> Input material:

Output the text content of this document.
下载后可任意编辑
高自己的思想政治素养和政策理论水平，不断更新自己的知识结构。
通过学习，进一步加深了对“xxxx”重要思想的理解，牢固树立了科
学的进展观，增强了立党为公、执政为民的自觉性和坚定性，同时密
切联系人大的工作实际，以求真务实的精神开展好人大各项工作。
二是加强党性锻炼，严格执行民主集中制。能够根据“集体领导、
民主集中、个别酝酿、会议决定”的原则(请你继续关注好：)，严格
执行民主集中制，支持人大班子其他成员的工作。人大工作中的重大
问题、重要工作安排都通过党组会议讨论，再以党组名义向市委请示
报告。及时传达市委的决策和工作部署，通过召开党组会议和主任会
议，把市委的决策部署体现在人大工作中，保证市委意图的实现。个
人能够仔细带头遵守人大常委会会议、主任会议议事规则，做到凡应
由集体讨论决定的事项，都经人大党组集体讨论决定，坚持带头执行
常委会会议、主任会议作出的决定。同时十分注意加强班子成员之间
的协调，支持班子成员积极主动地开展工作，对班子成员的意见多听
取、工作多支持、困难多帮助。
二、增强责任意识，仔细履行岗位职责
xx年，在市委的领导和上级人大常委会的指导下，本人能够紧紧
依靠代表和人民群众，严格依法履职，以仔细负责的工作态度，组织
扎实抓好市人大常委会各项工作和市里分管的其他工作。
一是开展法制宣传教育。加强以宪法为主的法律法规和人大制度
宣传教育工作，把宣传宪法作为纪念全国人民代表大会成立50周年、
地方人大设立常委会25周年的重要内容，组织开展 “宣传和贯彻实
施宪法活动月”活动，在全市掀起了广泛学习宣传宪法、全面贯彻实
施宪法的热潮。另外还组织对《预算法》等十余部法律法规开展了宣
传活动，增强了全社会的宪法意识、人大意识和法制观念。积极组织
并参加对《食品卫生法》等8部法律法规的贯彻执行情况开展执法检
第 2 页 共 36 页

> What you have to do: Copy out the whole listing exactly; please set it all down.

> Finished task:
Output the text content of this document.
下载后可任意编辑
高自己的思想政治素养和政策理论水平，不断更新自己的知识结构。
通过学习，进一步加深了对“xxxx”重要思想的理解，牢固树立了科
学的进展观，增强了立党为公、执政为民的自觉性和坚定性，同时密
切联系人大的工作实际，以求真务实的精神开展好人大各项工作。
二是加强党性锻炼，严格执行民主集中制。能够根据“集体领导、
民主集中、个别酝酿、会议决定”的原则(请你继续关注好：)，严格
执行民主集中制，支持人大班子其他成员的工作。人大工作中的重大
问题、重要工作安排都通过党组会议讨论，再以党组名义向市委请示
报告。及时传达市委的决策和工作部署，通过召开党组会议和主任会
议，把市委的决策部署体现在人大工作中，保证市委意图的实现。个
人能够仔细带头遵守人大常委会会议、主任会议议事规则，做到凡应
由集体讨论决定的事项，都经人大党组集体讨论决定，坚持带头执行
常委会会议、主任会议作出的决定。同时十分注意加强班子成员之间
的协调，支持班子成员积极主动地开展工作，对班子成员的意见多听
取、工作多支持、困难多帮助。
二、增强责任意识，仔细履行岗位职责
xx年，在市委的领导和上级人大常委会的指导下，本人能够紧紧
依靠代表和人民群众，严格依法履职，以仔细负责的工作态度，组织
扎实抓好市人大常委会各项工作和市里分管的其他工作。
一是开展法制宣传教育。加强以宪法为主的法律法规和人大制度
宣传教育工作，把宣传宪法作为纪念全国人民代表大会成立50周年、
地方人大设立常委会25周年的重要内容，组织开展 “宣传和贯彻实
施宪法活动月”活动，在全市掀起了广泛学习宣传宪法、全面贯彻实
施宪法的热潮。另外还组织对《预算法》等十余部法律法规开展了宣
传活动，增强了全社会的宪法意识、人大意识和法制观念。积极组织
并参加对《食品卫生法》等8部法律法规的贯彻执行情况开展执法检
第 2 页 共 36 页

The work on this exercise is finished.